***** Data shown

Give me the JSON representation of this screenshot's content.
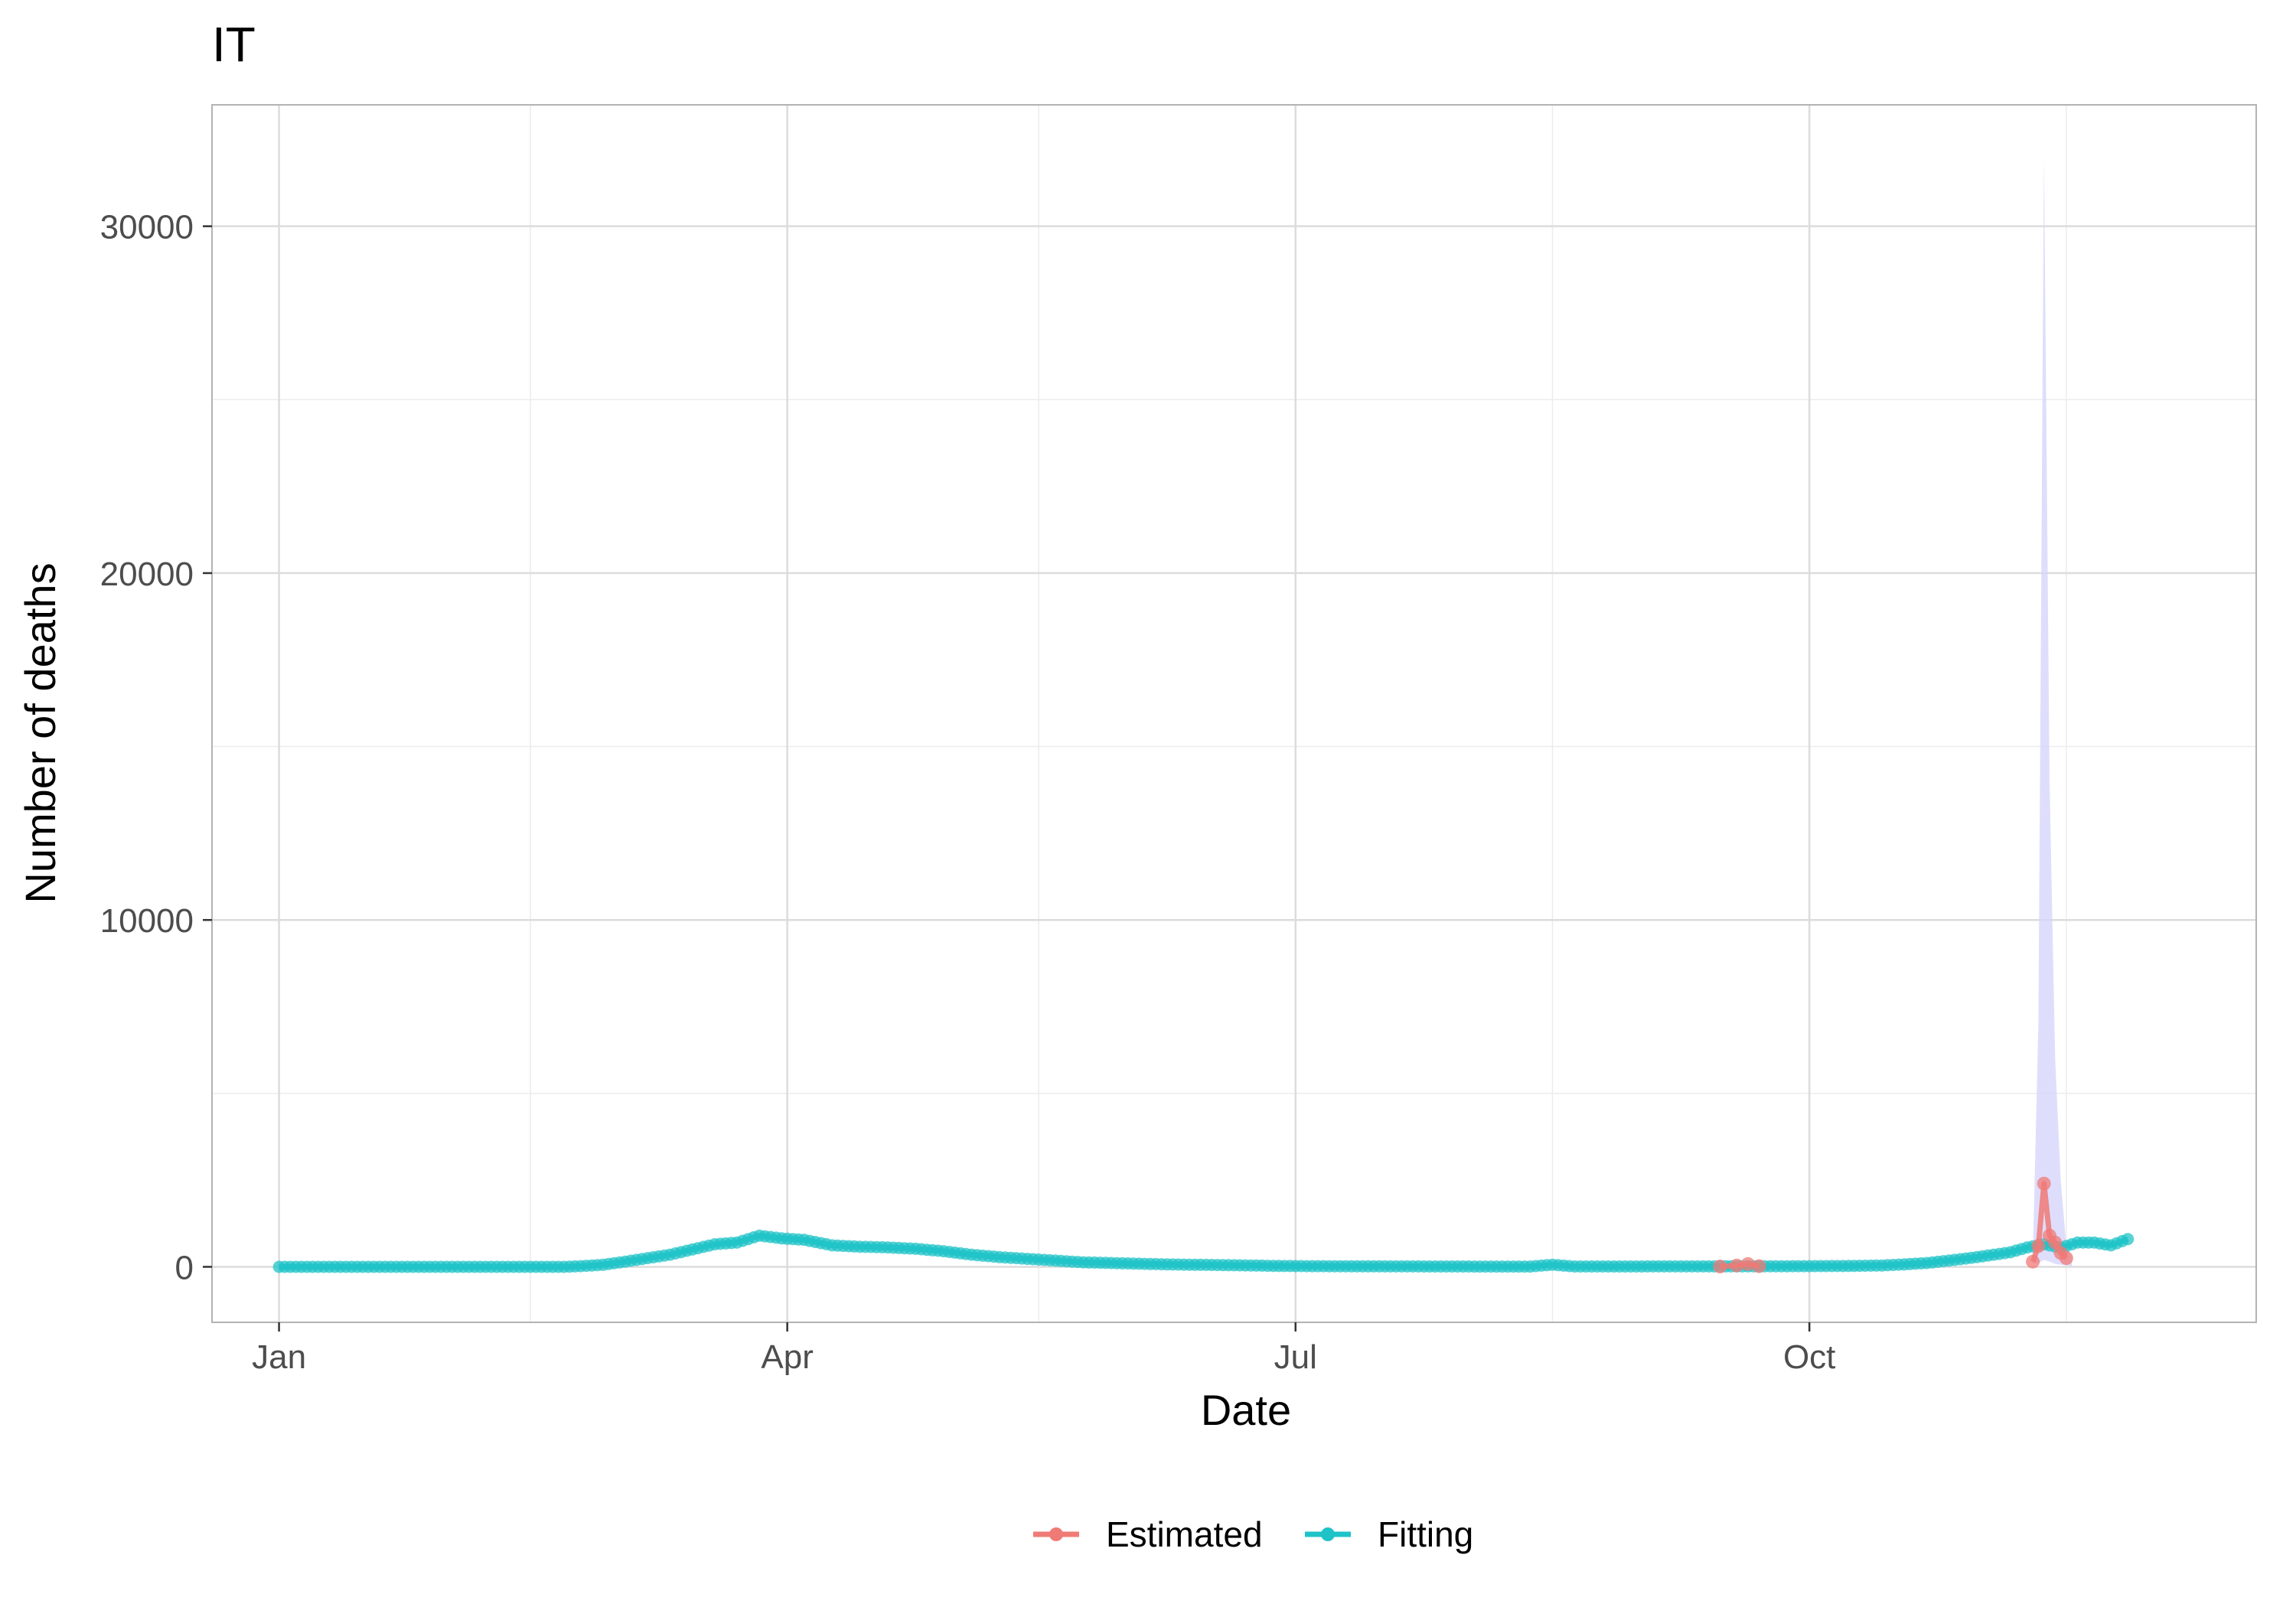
{
  "chart_data": {
    "type": "line",
    "title": "IT",
    "xlabel": "Date",
    "ylabel": "Number of  deaths",
    "x_ticks": [
      {
        "date": "2020-01-01",
        "label": "Jan"
      },
      {
        "date": "2020-04-01",
        "label": "Apr"
      },
      {
        "date": "2020-07-01",
        "label": "Jul"
      },
      {
        "date": "2020-10-01",
        "label": "Oct"
      }
    ],
    "x_minor_ticks": [
      "2020-02-15",
      "2020-05-16",
      "2020-08-16",
      "2020-11-16"
    ],
    "xlim": [
      "2019-12-20",
      "2020-12-20"
    ],
    "y_ticks": [
      0,
      10000,
      20000,
      30000
    ],
    "y_minor_ticks": [
      5000,
      15000,
      25000
    ],
    "ylim": [
      -1600,
      33500
    ],
    "grid": true,
    "legend_position": "bottom",
    "legend": [
      {
        "name": "Estimated",
        "color": "#f07a75"
      },
      {
        "name": "Fitting",
        "color": "#1fc3c7"
      }
    ],
    "band": {
      "color": "#d6d6fb",
      "points": [
        {
          "date": "2020-11-10",
          "lower": 100,
          "upper": 300
        },
        {
          "date": "2020-11-11",
          "lower": 100,
          "upper": 7000
        },
        {
          "date": "2020-11-12",
          "lower": 200,
          "upper": 32000
        },
        {
          "date": "2020-11-13",
          "lower": 150,
          "upper": 14000
        },
        {
          "date": "2020-11-14",
          "lower": 80,
          "upper": 6000
        },
        {
          "date": "2020-11-15",
          "lower": 60,
          "upper": 2500
        },
        {
          "date": "2020-11-16",
          "lower": 40,
          "upper": 600
        },
        {
          "date": "2020-11-17",
          "lower": 20,
          "upper": 300
        }
      ]
    },
    "series": [
      {
        "name": "Fitting",
        "color": "#1fc3c7",
        "points": [
          [
            "2020-01-01",
            0
          ],
          [
            "2020-02-21",
            0
          ],
          [
            "2020-02-24",
            20
          ],
          [
            "2020-02-28",
            60
          ],
          [
            "2020-03-03",
            150
          ],
          [
            "2020-03-07",
            250
          ],
          [
            "2020-03-11",
            350
          ],
          [
            "2020-03-15",
            500
          ],
          [
            "2020-03-19",
            650
          ],
          [
            "2020-03-23",
            700
          ],
          [
            "2020-03-27",
            900
          ],
          [
            "2020-03-31",
            820
          ],
          [
            "2020-04-04",
            780
          ],
          [
            "2020-04-09",
            620
          ],
          [
            "2020-04-14",
            580
          ],
          [
            "2020-04-19",
            560
          ],
          [
            "2020-04-24",
            520
          ],
          [
            "2020-04-29",
            450
          ],
          [
            "2020-05-04",
            350
          ],
          [
            "2020-05-09",
            280
          ],
          [
            "2020-05-14",
            230
          ],
          [
            "2020-05-19",
            180
          ],
          [
            "2020-05-24",
            130
          ],
          [
            "2020-05-29",
            110
          ],
          [
            "2020-06-03",
            90
          ],
          [
            "2020-06-08",
            70
          ],
          [
            "2020-06-13",
            60
          ],
          [
            "2020-06-18",
            50
          ],
          [
            "2020-06-23",
            40
          ],
          [
            "2020-06-28",
            25
          ],
          [
            "2020-07-03",
            20
          ],
          [
            "2020-07-13",
            15
          ],
          [
            "2020-07-28",
            10
          ],
          [
            "2020-08-12",
            8
          ],
          [
            "2020-08-16",
            60
          ],
          [
            "2020-08-20",
            10
          ],
          [
            "2020-09-05",
            12
          ],
          [
            "2020-09-20",
            15
          ],
          [
            "2020-10-01",
            20
          ],
          [
            "2020-10-08",
            25
          ],
          [
            "2020-10-14",
            40
          ],
          [
            "2020-10-18",
            70
          ],
          [
            "2020-10-22",
            110
          ],
          [
            "2020-10-26",
            180
          ],
          [
            "2020-10-30",
            260
          ],
          [
            "2020-11-03",
            350
          ],
          [
            "2020-11-06",
            420
          ],
          [
            "2020-11-09",
            560
          ],
          [
            "2020-11-12",
            650
          ],
          [
            "2020-11-15",
            550
          ],
          [
            "2020-11-18",
            700
          ],
          [
            "2020-11-21",
            700
          ],
          [
            "2020-11-24",
            620
          ],
          [
            "2020-11-27",
            800
          ]
        ]
      },
      {
        "name": "Estimated",
        "color": "#f07a75",
        "points": [
          [
            "2020-09-15",
            10
          ],
          [
            "2020-09-18",
            40
          ],
          [
            "2020-09-20",
            80
          ],
          [
            "2020-09-22",
            20
          ],
          [
            "2020-11-10",
            150
          ],
          [
            "2020-11-11",
            600
          ],
          [
            "2020-11-12",
            2400
          ],
          [
            "2020-11-13",
            900
          ],
          [
            "2020-11-14",
            700
          ],
          [
            "2020-11-15",
            400
          ],
          [
            "2020-11-16",
            250
          ]
        ]
      }
    ]
  }
}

**********

What you have to do: Skip the images and write out the rest of the listing exactly.

Finished exercise:
Give me the JSON representation of this screenshot's content.
{
  "chart_data": {
    "type": "line",
    "title": "IT",
    "xlabel": "Date",
    "ylabel": "Number of  deaths",
    "x_ticks": [
      {
        "date": "2020-01-01",
        "label": "Jan"
      },
      {
        "date": "2020-04-01",
        "label": "Apr"
      },
      {
        "date": "2020-07-01",
        "label": "Jul"
      },
      {
        "date": "2020-10-01",
        "label": "Oct"
      }
    ],
    "x_minor_ticks": [
      "2020-02-15",
      "2020-05-16",
      "2020-08-16",
      "2020-11-16"
    ],
    "xlim": [
      "2019-12-20",
      "2020-12-20"
    ],
    "y_ticks": [
      0,
      10000,
      20000,
      30000
    ],
    "y_minor_ticks": [
      5000,
      15000,
      25000
    ],
    "ylim": [
      -1600,
      33500
    ],
    "grid": true,
    "legend_position": "bottom",
    "legend": [
      {
        "name": "Estimated",
        "color": "#f07a75"
      },
      {
        "name": "Fitting",
        "color": "#1fc3c7"
      }
    ],
    "band": {
      "color": "#d6d6fb",
      "points": [
        {
          "date": "2020-11-10",
          "lower": 100,
          "upper": 300
        },
        {
          "date": "2020-11-11",
          "lower": 100,
          "upper": 7000
        },
        {
          "date": "2020-11-12",
          "lower": 200,
          "upper": 32000
        },
        {
          "date": "2020-11-13",
          "lower": 150,
          "upper": 14000
        },
        {
          "date": "2020-11-14",
          "lower": 80,
          "upper": 6000
        },
        {
          "date": "2020-11-15",
          "lower": 60,
          "upper": 2500
        },
        {
          "date": "2020-11-16",
          "lower": 40,
          "upper": 600
        },
        {
          "date": "2020-11-17",
          "lower": 20,
          "upper": 300
        }
      ]
    },
    "series": [
      {
        "name": "Fitting",
        "color": "#1fc3c7",
        "points": [
          [
            "2020-01-01",
            0
          ],
          [
            "2020-02-21",
            0
          ],
          [
            "2020-02-24",
            20
          ],
          [
            "2020-02-28",
            60
          ],
          [
            "2020-03-03",
            150
          ],
          [
            "2020-03-07",
            250
          ],
          [
            "2020-03-11",
            350
          ],
          [
            "2020-03-15",
            500
          ],
          [
            "2020-03-19",
            650
          ],
          [
            "2020-03-23",
            700
          ],
          [
            "2020-03-27",
            900
          ],
          [
            "2020-03-31",
            820
          ],
          [
            "2020-04-04",
            780
          ],
          [
            "2020-04-09",
            620
          ],
          [
            "2020-04-14",
            580
          ],
          [
            "2020-04-19",
            560
          ],
          [
            "2020-04-24",
            520
          ],
          [
            "2020-04-29",
            450
          ],
          [
            "2020-05-04",
            350
          ],
          [
            "2020-05-09",
            280
          ],
          [
            "2020-05-14",
            230
          ],
          [
            "2020-05-19",
            180
          ],
          [
            "2020-05-24",
            130
          ],
          [
            "2020-05-29",
            110
          ],
          [
            "2020-06-03",
            90
          ],
          [
            "2020-06-08",
            70
          ],
          [
            "2020-06-13",
            60
          ],
          [
            "2020-06-18",
            50
          ],
          [
            "2020-06-23",
            40
          ],
          [
            "2020-06-28",
            25
          ],
          [
            "2020-07-03",
            20
          ],
          [
            "2020-07-13",
            15
          ],
          [
            "2020-07-28",
            10
          ],
          [
            "2020-08-12",
            8
          ],
          [
            "2020-08-16",
            60
          ],
          [
            "2020-08-20",
            10
          ],
          [
            "2020-09-05",
            12
          ],
          [
            "2020-09-20",
            15
          ],
          [
            "2020-10-01",
            20
          ],
          [
            "2020-10-08",
            25
          ],
          [
            "2020-10-14",
            40
          ],
          [
            "2020-10-18",
            70
          ],
          [
            "2020-10-22",
            110
          ],
          [
            "2020-10-26",
            180
          ],
          [
            "2020-10-30",
            260
          ],
          [
            "2020-11-03",
            350
          ],
          [
            "2020-11-06",
            420
          ],
          [
            "2020-11-09",
            560
          ],
          [
            "2020-11-12",
            650
          ],
          [
            "2020-11-15",
            550
          ],
          [
            "2020-11-18",
            700
          ],
          [
            "2020-11-21",
            700
          ],
          [
            "2020-11-24",
            620
          ],
          [
            "2020-11-27",
            800
          ]
        ]
      },
      {
        "name": "Estimated",
        "color": "#f07a75",
        "points": [
          [
            "2020-09-15",
            10
          ],
          [
            "2020-09-18",
            40
          ],
          [
            "2020-09-20",
            80
          ],
          [
            "2020-09-22",
            20
          ],
          [
            "2020-11-10",
            150
          ],
          [
            "2020-11-11",
            600
          ],
          [
            "2020-11-12",
            2400
          ],
          [
            "2020-11-13",
            900
          ],
          [
            "2020-11-14",
            700
          ],
          [
            "2020-11-15",
            400
          ],
          [
            "2020-11-16",
            250
          ]
        ]
      }
    ]
  }
}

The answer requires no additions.